» **GIVEN EXERCISE**
State how many lines of the entries contain the string "bounding", and give only that number.

━━━ RAW RECORDS ━━━

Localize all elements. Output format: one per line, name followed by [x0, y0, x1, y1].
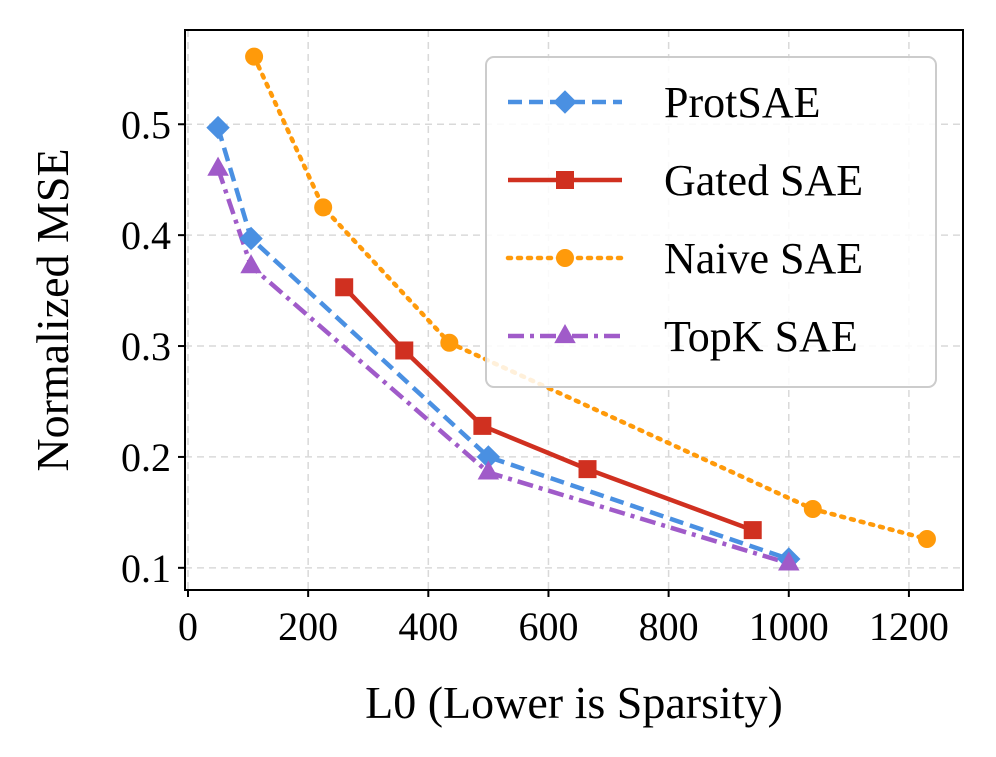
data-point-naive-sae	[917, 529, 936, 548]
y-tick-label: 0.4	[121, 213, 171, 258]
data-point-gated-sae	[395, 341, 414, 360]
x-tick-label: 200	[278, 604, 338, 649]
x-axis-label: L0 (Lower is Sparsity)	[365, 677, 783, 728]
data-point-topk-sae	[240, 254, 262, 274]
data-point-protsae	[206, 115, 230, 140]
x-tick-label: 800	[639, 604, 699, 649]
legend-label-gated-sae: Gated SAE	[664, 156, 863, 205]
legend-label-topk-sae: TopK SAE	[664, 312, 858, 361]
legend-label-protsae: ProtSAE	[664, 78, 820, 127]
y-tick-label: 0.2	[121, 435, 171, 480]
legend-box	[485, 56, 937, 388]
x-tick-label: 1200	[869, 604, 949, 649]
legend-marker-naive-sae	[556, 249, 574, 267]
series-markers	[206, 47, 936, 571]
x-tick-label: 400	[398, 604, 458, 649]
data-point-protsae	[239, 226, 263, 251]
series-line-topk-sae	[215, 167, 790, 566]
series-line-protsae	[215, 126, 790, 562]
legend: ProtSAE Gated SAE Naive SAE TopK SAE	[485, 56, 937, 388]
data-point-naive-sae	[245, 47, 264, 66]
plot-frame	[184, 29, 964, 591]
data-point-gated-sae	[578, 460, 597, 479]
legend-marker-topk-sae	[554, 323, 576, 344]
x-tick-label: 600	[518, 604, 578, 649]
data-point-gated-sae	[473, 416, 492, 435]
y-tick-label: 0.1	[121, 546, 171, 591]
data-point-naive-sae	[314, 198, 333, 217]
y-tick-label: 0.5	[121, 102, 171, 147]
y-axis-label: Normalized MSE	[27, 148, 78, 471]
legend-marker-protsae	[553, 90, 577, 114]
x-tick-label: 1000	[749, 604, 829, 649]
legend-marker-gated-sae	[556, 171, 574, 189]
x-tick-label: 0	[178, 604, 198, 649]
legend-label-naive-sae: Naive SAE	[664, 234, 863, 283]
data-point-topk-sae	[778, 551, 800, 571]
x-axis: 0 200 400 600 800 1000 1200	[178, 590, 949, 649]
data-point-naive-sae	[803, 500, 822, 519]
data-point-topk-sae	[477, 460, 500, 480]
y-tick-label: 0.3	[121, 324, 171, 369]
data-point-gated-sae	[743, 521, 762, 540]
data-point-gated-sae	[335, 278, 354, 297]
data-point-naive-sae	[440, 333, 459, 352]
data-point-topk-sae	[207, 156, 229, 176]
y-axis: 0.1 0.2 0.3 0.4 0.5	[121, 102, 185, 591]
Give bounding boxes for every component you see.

━━━
━━━ RAW RECORDS ━━━

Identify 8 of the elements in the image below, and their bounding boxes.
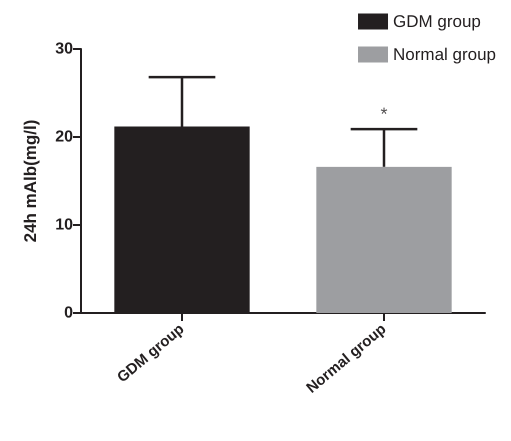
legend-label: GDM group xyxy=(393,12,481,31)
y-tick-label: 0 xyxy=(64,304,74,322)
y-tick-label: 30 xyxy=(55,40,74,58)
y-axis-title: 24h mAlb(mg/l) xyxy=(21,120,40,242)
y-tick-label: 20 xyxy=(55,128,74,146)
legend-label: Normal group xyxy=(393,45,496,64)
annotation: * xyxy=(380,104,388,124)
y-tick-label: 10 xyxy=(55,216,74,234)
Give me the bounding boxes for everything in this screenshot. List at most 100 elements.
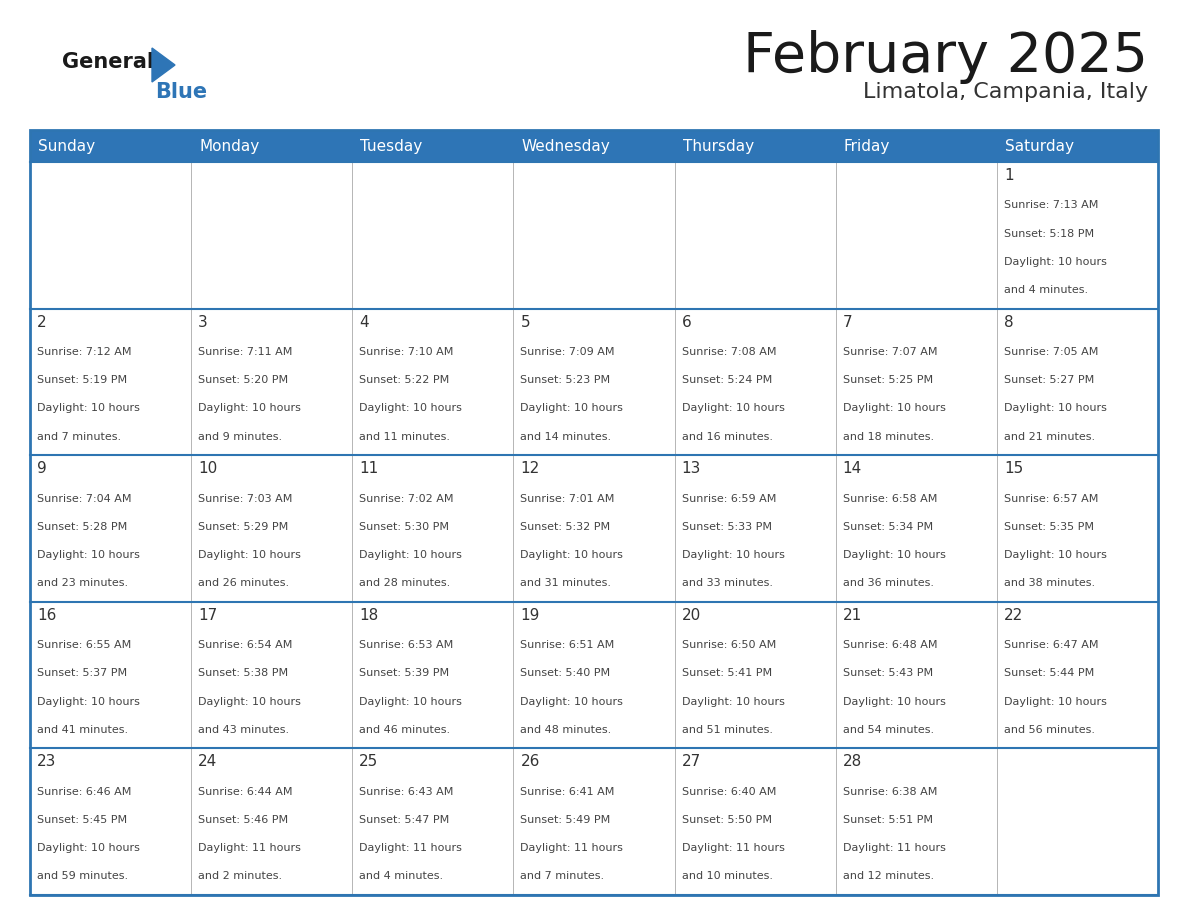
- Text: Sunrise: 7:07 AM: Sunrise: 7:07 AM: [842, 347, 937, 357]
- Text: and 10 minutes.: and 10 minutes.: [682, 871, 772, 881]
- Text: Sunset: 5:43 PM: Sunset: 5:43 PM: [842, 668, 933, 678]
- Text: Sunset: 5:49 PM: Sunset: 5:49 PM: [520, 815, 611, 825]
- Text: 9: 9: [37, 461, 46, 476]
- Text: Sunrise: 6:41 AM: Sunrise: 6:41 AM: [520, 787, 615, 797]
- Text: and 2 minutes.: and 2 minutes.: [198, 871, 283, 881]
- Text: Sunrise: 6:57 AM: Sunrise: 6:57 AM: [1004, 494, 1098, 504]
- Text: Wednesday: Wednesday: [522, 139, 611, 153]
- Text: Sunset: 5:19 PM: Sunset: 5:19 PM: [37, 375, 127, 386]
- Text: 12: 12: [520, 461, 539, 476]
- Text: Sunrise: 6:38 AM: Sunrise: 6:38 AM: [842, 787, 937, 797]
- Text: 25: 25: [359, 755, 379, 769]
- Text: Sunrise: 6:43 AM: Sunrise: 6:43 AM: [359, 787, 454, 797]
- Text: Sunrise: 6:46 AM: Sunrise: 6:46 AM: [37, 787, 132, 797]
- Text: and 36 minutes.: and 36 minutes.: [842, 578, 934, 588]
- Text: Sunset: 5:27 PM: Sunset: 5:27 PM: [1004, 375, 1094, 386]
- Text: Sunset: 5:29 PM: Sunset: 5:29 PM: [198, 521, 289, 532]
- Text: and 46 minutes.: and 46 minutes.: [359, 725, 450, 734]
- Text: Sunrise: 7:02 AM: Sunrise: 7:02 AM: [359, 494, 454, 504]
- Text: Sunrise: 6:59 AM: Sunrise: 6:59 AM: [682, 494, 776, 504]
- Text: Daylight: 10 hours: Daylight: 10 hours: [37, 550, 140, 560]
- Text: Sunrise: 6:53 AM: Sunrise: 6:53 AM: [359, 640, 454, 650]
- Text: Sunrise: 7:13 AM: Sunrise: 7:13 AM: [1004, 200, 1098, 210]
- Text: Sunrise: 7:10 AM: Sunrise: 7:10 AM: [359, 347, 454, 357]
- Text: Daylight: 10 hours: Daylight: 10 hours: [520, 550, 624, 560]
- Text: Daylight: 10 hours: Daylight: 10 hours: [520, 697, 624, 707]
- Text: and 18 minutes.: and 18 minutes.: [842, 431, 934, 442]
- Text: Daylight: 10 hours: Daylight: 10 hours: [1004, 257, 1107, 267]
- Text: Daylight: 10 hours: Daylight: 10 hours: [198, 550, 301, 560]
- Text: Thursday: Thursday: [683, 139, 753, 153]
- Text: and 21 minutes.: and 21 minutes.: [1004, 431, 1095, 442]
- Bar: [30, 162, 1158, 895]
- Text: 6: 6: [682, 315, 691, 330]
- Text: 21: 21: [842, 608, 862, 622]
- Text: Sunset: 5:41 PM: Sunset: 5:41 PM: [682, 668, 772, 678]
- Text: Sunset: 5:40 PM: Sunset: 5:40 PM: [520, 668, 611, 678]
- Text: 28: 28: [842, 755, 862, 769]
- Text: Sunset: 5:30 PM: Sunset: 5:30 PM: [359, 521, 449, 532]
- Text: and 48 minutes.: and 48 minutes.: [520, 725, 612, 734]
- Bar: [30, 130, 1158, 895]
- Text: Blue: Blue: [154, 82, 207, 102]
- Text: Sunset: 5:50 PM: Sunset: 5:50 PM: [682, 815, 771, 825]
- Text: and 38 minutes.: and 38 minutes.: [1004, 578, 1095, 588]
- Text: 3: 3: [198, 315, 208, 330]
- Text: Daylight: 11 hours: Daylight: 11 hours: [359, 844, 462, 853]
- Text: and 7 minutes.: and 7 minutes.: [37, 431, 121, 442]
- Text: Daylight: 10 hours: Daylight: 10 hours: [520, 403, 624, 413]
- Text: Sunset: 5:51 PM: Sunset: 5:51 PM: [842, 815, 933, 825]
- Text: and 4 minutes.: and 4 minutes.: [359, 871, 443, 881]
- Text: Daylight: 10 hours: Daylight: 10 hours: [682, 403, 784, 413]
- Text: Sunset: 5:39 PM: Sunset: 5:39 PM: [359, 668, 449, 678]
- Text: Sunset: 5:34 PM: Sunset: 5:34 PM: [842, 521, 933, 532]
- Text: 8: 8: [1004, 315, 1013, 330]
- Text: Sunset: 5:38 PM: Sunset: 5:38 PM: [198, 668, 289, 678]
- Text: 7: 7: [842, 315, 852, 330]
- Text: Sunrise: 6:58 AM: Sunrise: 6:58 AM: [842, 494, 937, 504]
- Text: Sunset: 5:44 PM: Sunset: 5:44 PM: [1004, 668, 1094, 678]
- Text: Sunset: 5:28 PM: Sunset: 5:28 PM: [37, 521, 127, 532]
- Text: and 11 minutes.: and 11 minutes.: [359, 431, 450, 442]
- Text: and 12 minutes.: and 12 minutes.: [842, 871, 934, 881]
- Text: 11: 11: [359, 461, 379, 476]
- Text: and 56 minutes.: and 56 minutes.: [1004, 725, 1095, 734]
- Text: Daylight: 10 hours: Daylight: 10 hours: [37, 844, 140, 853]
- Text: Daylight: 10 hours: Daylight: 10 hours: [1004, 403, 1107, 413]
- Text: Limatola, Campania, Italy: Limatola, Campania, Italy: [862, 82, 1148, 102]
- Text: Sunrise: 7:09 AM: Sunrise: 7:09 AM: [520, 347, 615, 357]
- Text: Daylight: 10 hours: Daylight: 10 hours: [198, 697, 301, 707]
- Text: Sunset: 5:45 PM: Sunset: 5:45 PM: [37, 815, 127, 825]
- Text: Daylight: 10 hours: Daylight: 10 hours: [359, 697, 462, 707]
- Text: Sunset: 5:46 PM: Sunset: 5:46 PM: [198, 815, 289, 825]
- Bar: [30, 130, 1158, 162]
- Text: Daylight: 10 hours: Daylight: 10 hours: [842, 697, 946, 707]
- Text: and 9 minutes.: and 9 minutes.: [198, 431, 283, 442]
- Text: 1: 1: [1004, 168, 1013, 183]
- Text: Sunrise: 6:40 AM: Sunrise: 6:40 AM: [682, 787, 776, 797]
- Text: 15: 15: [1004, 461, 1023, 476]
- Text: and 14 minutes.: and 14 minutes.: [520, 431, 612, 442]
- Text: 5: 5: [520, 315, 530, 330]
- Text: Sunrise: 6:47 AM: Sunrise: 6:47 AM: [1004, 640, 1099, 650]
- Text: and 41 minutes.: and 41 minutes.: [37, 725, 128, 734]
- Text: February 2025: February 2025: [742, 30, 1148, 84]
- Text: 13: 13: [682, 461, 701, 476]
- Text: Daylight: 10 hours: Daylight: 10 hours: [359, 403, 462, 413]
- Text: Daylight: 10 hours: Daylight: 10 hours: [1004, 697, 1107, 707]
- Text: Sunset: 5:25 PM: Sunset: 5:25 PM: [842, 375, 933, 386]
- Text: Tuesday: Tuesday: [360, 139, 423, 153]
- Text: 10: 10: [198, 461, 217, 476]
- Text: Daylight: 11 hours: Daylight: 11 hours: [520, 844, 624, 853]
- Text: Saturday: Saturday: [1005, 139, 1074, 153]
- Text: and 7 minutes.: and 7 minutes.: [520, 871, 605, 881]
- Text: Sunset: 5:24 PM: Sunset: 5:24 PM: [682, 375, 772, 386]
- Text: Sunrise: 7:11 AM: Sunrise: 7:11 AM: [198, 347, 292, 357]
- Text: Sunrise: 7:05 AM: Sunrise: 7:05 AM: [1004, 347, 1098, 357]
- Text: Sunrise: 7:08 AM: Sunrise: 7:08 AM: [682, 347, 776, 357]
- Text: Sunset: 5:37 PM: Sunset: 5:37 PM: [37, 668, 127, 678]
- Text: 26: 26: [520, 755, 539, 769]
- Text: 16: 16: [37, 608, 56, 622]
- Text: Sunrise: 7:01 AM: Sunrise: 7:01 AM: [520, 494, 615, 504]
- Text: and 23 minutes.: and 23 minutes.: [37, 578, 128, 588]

━━━

» **PROBLEM SOLUTION**
3